Records from a data source
-----

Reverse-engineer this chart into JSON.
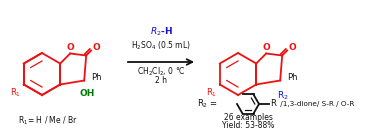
{
  "bg_color": "#ffffff",
  "red_color": "#ee1111",
  "blue_color": "#1111cc",
  "green_color": "#007700",
  "black_color": "#111111",
  "fig_width": 3.78,
  "fig_height": 1.34,
  "dpi": 100,
  "r2h_label": "$R_2$-H",
  "h2so4_label": "H$_2$SO$_4$ (0.5 mL)",
  "ch2cl2_label": "CH$_2$Cl$_2$, 0 °C",
  "time_label": "2 h",
  "r1_bottom_label": "R$_1$= H / Me / Br",
  "r2_eq_label": "R$_2$ =",
  "r_label": "R",
  "dione_label": " /1,3-dione/ S-R / O-R",
  "examples_label": "26 examples",
  "yield_label": "Yield: 53-88%"
}
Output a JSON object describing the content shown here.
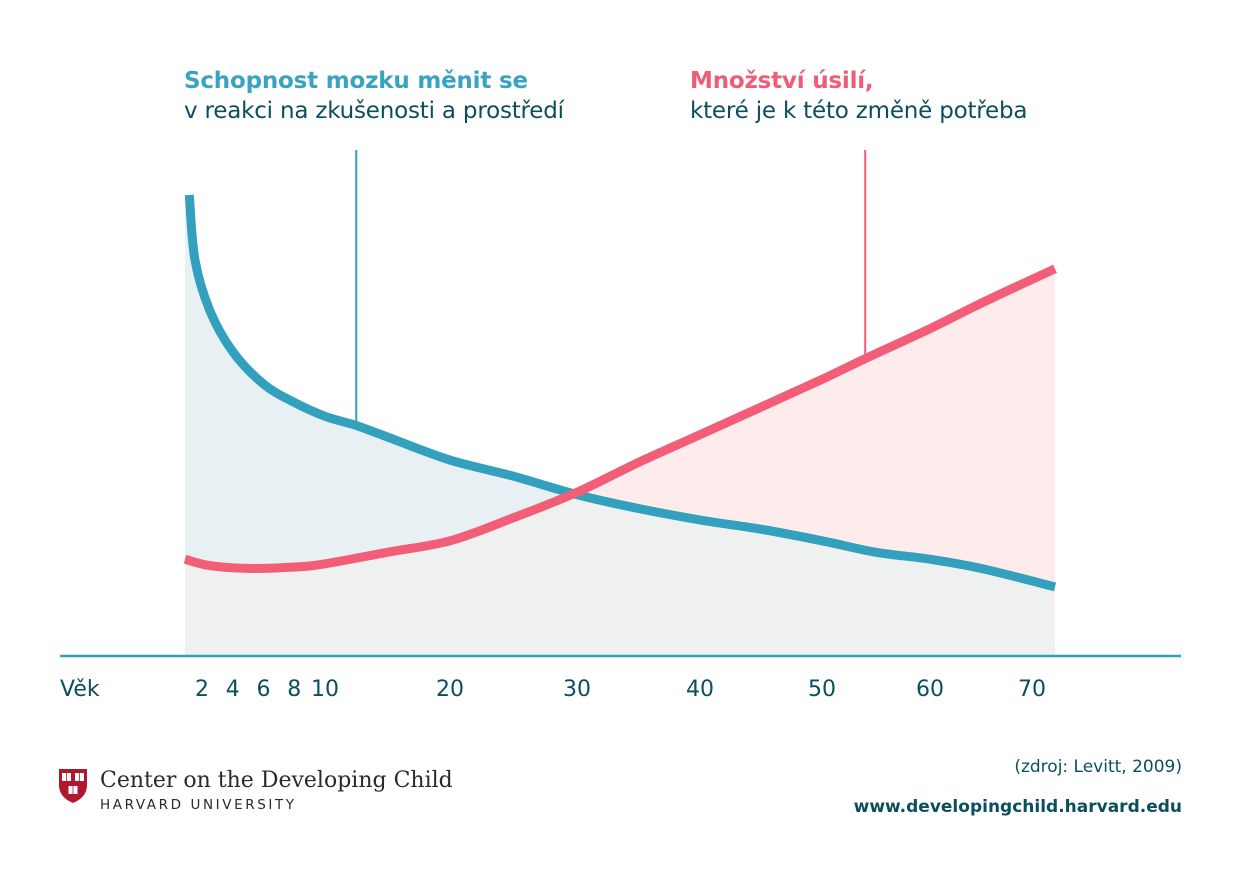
{
  "titles": {
    "left": {
      "highlight": "Schopnost mozku měnit se",
      "subtitle": "v reakci na zkušenosti a prostředí"
    },
    "right": {
      "highlight": "Množství úsilí,",
      "subtitle": "které je k této změně potřeba"
    }
  },
  "colors": {
    "plasticity": "#33a0bd",
    "effort": "#f25d78",
    "text_dark": "#0b4f5f",
    "plasticity_fill": "#e8f0f3",
    "effort_fill": "#fdeceb",
    "base_fill": "#eff0f0"
  },
  "chart_data": {
    "type": "line",
    "title": "Schopnost mozku měnit se v reakci na zkušenosti a prostředí / Množství úsilí, které je k této změně potřeba",
    "xlabel": "Věk",
    "ylabel": "",
    "x_ticks": [
      2,
      4,
      6,
      8,
      10,
      20,
      30,
      40,
      50,
      60,
      70
    ],
    "x_tick_labels": [
      "2",
      "4",
      "6",
      "8",
      "10",
      "20",
      "30",
      "40",
      "50",
      "60",
      "70"
    ],
    "xlim": [
      0.8,
      72
    ],
    "ylim": [
      0,
      100
    ],
    "y_axis_shown": false,
    "grid": false,
    "legend": "annotations-top",
    "series": [
      {
        "name": "Schopnost mozku měnit se v reakci na zkušenosti a prostředí",
        "color": "#33a0bd",
        "annotation_age": 12.5,
        "points": [
          [
            1.1,
            100
          ],
          [
            1.5,
            86
          ],
          [
            2.5,
            75
          ],
          [
            4,
            66
          ],
          [
            6,
            59
          ],
          [
            8,
            55
          ],
          [
            10,
            52
          ],
          [
            12.5,
            50
          ],
          [
            15,
            47.5
          ],
          [
            20,
            42.5
          ],
          [
            25,
            39
          ],
          [
            30,
            35
          ],
          [
            35,
            32
          ],
          [
            40,
            29.5
          ],
          [
            45,
            27.5
          ],
          [
            50,
            25
          ],
          [
            55,
            22.5
          ],
          [
            60,
            21
          ],
          [
            65,
            19
          ],
          [
            72,
            15
          ]
        ]
      },
      {
        "name": "Množství úsilí, které je k této změně potřeba",
        "color": "#f25d78",
        "annotation_age": 54,
        "points": [
          [
            0.8,
            21
          ],
          [
            2.5,
            19.6
          ],
          [
            5,
            19
          ],
          [
            8,
            19.3
          ],
          [
            10,
            20
          ],
          [
            15,
            22.5
          ],
          [
            20,
            25
          ],
          [
            25,
            30
          ],
          [
            30,
            35.5
          ],
          [
            35,
            42
          ],
          [
            40,
            48
          ],
          [
            45,
            54
          ],
          [
            50,
            60
          ],
          [
            54,
            64.5
          ],
          [
            60,
            71
          ],
          [
            65,
            76.5
          ],
          [
            72,
            84
          ]
        ]
      }
    ]
  },
  "footer": {
    "org_name": "Center on the Developing Child",
    "org_sub": "HARVARD UNIVERSITY",
    "source": "(zdroj: Levitt, 2009)",
    "url": "www.developingchild.harvard.edu"
  }
}
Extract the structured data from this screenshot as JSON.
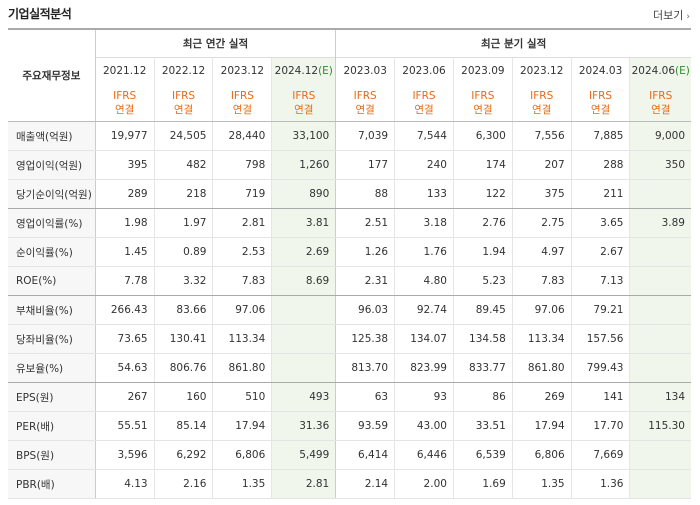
{
  "header": {
    "title": "기업실적분석",
    "more_label": "더보기",
    "more_arrow": "›"
  },
  "table": {
    "metric_header": "주요재무정보",
    "group_annual": "최근 연간 실적",
    "group_quarter": "최근 분기 실적",
    "periods": [
      "2021.12",
      "2022.12",
      "2023.12",
      "2024.12",
      "2023.03",
      "2023.06",
      "2023.09",
      "2023.12",
      "2024.03",
      "2024.06"
    ],
    "estimate_marker": "(E)",
    "basis_line1": "IFRS",
    "basis_line2": "연결",
    "rows": [
      {
        "label": "매출액(억원)",
        "values": [
          "19,977",
          "24,505",
          "28,440",
          "33,100",
          "7,039",
          "7,544",
          "6,300",
          "7,556",
          "7,885",
          "9,000"
        ]
      },
      {
        "label": "영업이익(억원)",
        "values": [
          "395",
          "482",
          "798",
          "1,260",
          "177",
          "240",
          "174",
          "207",
          "288",
          "350"
        ]
      },
      {
        "label": "당기순이익(억원)",
        "values": [
          "289",
          "218",
          "719",
          "890",
          "88",
          "133",
          "122",
          "375",
          "211",
          ""
        ]
      },
      {
        "label": "영업이익률(%)",
        "values": [
          "1.98",
          "1.97",
          "2.81",
          "3.81",
          "2.51",
          "3.18",
          "2.76",
          "2.75",
          "3.65",
          "3.89"
        ]
      },
      {
        "label": "순이익률(%)",
        "values": [
          "1.45",
          "0.89",
          "2.53",
          "2.69",
          "1.26",
          "1.76",
          "1.94",
          "4.97",
          "2.67",
          ""
        ]
      },
      {
        "label": "ROE(%)",
        "values": [
          "7.78",
          "3.32",
          "7.83",
          "8.69",
          "2.31",
          "4.80",
          "5.23",
          "7.83",
          "7.13",
          ""
        ]
      },
      {
        "label": "부채비율(%)",
        "values": [
          "266.43",
          "83.66",
          "97.06",
          "",
          "96.03",
          "92.74",
          "89.45",
          "97.06",
          "79.21",
          ""
        ]
      },
      {
        "label": "당좌비율(%)",
        "values": [
          "73.65",
          "130.41",
          "113.34",
          "",
          "125.38",
          "134.07",
          "134.58",
          "113.34",
          "157.56",
          ""
        ]
      },
      {
        "label": "유보율(%)",
        "values": [
          "54.63",
          "806.76",
          "861.80",
          "",
          "813.70",
          "823.99",
          "833.77",
          "861.80",
          "799.43",
          ""
        ]
      },
      {
        "label": "EPS(원)",
        "values": [
          "267",
          "160",
          "510",
          "493",
          "63",
          "93",
          "86",
          "269",
          "141",
          "134"
        ]
      },
      {
        "label": "PER(배)",
        "values": [
          "55.51",
          "85.14",
          "17.94",
          "31.36",
          "93.59",
          "43.00",
          "33.51",
          "17.94",
          "17.70",
          "115.30"
        ]
      },
      {
        "label": "BPS(원)",
        "values": [
          "3,596",
          "6,292",
          "6,806",
          "5,499",
          "6,414",
          "6,446",
          "6,539",
          "6,806",
          "7,669",
          ""
        ]
      },
      {
        "label": "PBR(배)",
        "values": [
          "4.13",
          "2.16",
          "1.35",
          "2.81",
          "2.14",
          "2.00",
          "1.69",
          "1.35",
          "1.36",
          ""
        ]
      }
    ]
  },
  "colors": {
    "basis": "#e86a14",
    "estimate_bg": "#f0f6ec",
    "estimate_marker": "#2e8b2e"
  }
}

-----

**Stated task**
Copy the listing in full and without alteration, omitting every picture.

**Result for this exercise**
Reverse-engineer this chart into JSON.
{
  "bg_color": "#ffffff",
  "red_color": "#ee1111",
  "blue_color": "#1111cc",
  "green_color": "#007700",
  "black_color": "#111111",
  "fig_width": 3.78,
  "fig_height": 1.34,
  "dpi": 100,
  "r2h_label": "$R_2$-H",
  "h2so4_label": "H$_2$SO$_4$ (0.5 mL)",
  "ch2cl2_label": "CH$_2$Cl$_2$, 0 °C",
  "time_label": "2 h",
  "r1_bottom_label": "R$_1$= H / Me / Br",
  "r2_eq_label": "R$_2$ =",
  "r_label": "R",
  "dione_label": " /1,3-dione/ S-R / O-R",
  "examples_label": "26 examples",
  "yield_label": "Yield: 53-88%"
}
Output a JSON object describing the content shown here.
{
  "titles": {
    "left": {
      "highlight": "Schopnost mozku měnit se",
      "subtitle": "v reakci na zkušenosti a prostředí"
    },
    "right": {
      "highlight": "Množství úsilí,",
      "subtitle": "které je k této změně potřeba"
    }
  },
  "colors": {
    "plasticity": "#33a0bd",
    "effort": "#f25d78",
    "text_dark": "#0b4f5f",
    "plasticity_fill": "#e8f0f3",
    "effort_fill": "#fdeceb",
    "base_fill": "#eff0f0"
  },
  "chart_data": {
    "type": "line",
    "title": "Schopnost mozku měnit se v reakci na zkušenosti a prostředí / Množství úsilí, které je k této změně potřeba",
    "xlabel": "Věk",
    "ylabel": "",
    "x_ticks": [
      2,
      4,
      6,
      8,
      10,
      20,
      30,
      40,
      50,
      60,
      70
    ],
    "x_tick_labels": [
      "2",
      "4",
      "6",
      "8",
      "10",
      "20",
      "30",
      "40",
      "50",
      "60",
      "70"
    ],
    "xlim": [
      0.8,
      72
    ],
    "ylim": [
      0,
      100
    ],
    "y_axis_shown": false,
    "grid": false,
    "legend": "annotations-top",
    "series": [
      {
        "name": "Schopnost mozku měnit se v reakci na zkušenosti a prostředí",
        "color": "#33a0bd",
        "annotation_age": 12.5,
        "points": [
          [
            1.1,
            100
          ],
          [
            1.5,
            86
          ],
          [
            2.5,
            75
          ],
          [
            4,
            66
          ],
          [
            6,
            59
          ],
          [
            8,
            55
          ],
          [
            10,
            52
          ],
          [
            12.5,
            50
          ],
          [
            15,
            47.5
          ],
          [
            20,
            42.5
          ],
          [
            25,
            39
          ],
          [
            30,
            35
          ],
          [
            35,
            32
          ],
          [
            40,
            29.5
          ],
          [
            45,
            27.5
          ],
          [
            50,
            25
          ],
          [
            55,
            22.5
          ],
          [
            60,
            21
          ],
          [
            65,
            19
          ],
          [
            72,
            15
          ]
        ]
      },
      {
        "name": "Množství úsilí, které je k této změně potřeba",
        "color": "#f25d78",
        "annotation_age": 54,
        "points": [
          [
            0.8,
            21
          ],
          [
            2.5,
            19.6
          ],
          [
            5,
            19
          ],
          [
            8,
            19.3
          ],
          [
            10,
            20
          ],
          [
            15,
            22.5
          ],
          [
            20,
            25
          ],
          [
            25,
            30
          ],
          [
            30,
            35.5
          ],
          [
            35,
            42
          ],
          [
            40,
            48
          ],
          [
            45,
            54
          ],
          [
            50,
            60
          ],
          [
            54,
            64.5
          ],
          [
            60,
            71
          ],
          [
            65,
            76.5
          ],
          [
            72,
            84
          ]
        ]
      }
    ]
  },
  "footer": {
    "org_name": "Center on the Developing Child",
    "org_sub": "HARVARD UNIVERSITY",
    "source": "(zdroj: Levitt, 2009)",
    "url": "www.developingchild.harvard.edu"
  }
}
Extract the structured data from this screenshot as JSON.
{
  "header": {
    "title": "기업실적분석",
    "more_label": "더보기",
    "more_arrow": "›"
  },
  "table": {
    "metric_header": "주요재무정보",
    "group_annual": "최근 연간 실적",
    "group_quarter": "최근 분기 실적",
    "periods": [
      "2021.12",
      "2022.12",
      "2023.12",
      "2024.12",
      "2023.03",
      "2023.06",
      "2023.09",
      "2023.12",
      "2024.03",
      "2024.06"
    ],
    "estimate_marker": "(E)",
    "basis_line1": "IFRS",
    "basis_line2": "연결",
    "rows": [
      {
        "label": "매출액(억원)",
        "values": [
          "19,977",
          "24,505",
          "28,440",
          "33,100",
          "7,039",
          "7,544",
          "6,300",
          "7,556",
          "7,885",
          "9,000"
        ]
      },
      {
        "label": "영업이익(억원)",
        "values": [
          "395",
          "482",
          "798",
          "1,260",
          "177",
          "240",
          "174",
          "207",
          "288",
          "350"
        ]
      },
      {
        "label": "당기순이익(억원)",
        "values": [
          "289",
          "218",
          "719",
          "890",
          "88",
          "133",
          "122",
          "375",
          "211",
          ""
        ]
      },
      {
        "label": "영업이익률(%)",
        "values": [
          "1.98",
          "1.97",
          "2.81",
          "3.81",
          "2.51",
          "3.18",
          "2.76",
          "2.75",
          "3.65",
          "3.89"
        ]
      },
      {
        "label": "순이익률(%)",
        "values": [
          "1.45",
          "0.89",
          "2.53",
          "2.69",
          "1.26",
          "1.76",
          "1.94",
          "4.97",
          "2.67",
          ""
        ]
      },
      {
        "label": "ROE(%)",
        "values": [
          "7.78",
          "3.32",
          "7.83",
          "8.69",
          "2.31",
          "4.80",
          "5.23",
          "7.83",
          "7.13",
          ""
        ]
      },
      {
        "label": "부채비율(%)",
        "values": [
          "266.43",
          "83.66",
          "97.06",
          "",
          "96.03",
          "92.74",
          "89.45",
          "97.06",
          "79.21",
          ""
        ]
      },
      {
        "label": "당좌비율(%)",
        "values": [
          "73.65",
          "130.41",
          "113.34",
          "",
          "125.38",
          "134.07",
          "134.58",
          "113.34",
          "157.56",
          ""
        ]
      },
      {
        "label": "유보율(%)",
        "values": [
          "54.63",
          "806.76",
          "861.80",
          "",
          "813.70",
          "823.99",
          "833.77",
          "861.80",
          "799.43",
          ""
        ]
      },
      {
        "label": "EPS(원)",
        "values": [
          "267",
          "160",
          "510",
          "493",
          "63",
          "93",
          "86",
          "269",
          "141",
          "134"
        ]
      },
      {
        "label": "PER(배)",
        "values": [
          "55.51",
          "85.14",
          "17.94",
          "31.36",
          "93.59",
          "43.00",
          "33.51",
          "17.94",
          "17.70",
          "115.30"
        ]
      },
      {
        "label": "BPS(원)",
        "values": [
          "3,596",
          "6,292",
          "6,806",
          "5,499",
          "6,414",
          "6,446",
          "6,539",
          "6,806",
          "7,669",
          ""
        ]
      },
      {
        "label": "PBR(배)",
        "values": [
          "4.13",
          "2.16",
          "1.35",
          "2.81",
          "2.14",
          "2.00",
          "1.69",
          "1.35",
          "1.36",
          ""
        ]
      }
    ]
  },
  "colors": {
    "basis": "#e86a14",
    "estimate_bg": "#f0f6ec",
    "estimate_marker": "#2e8b2e"
  }
}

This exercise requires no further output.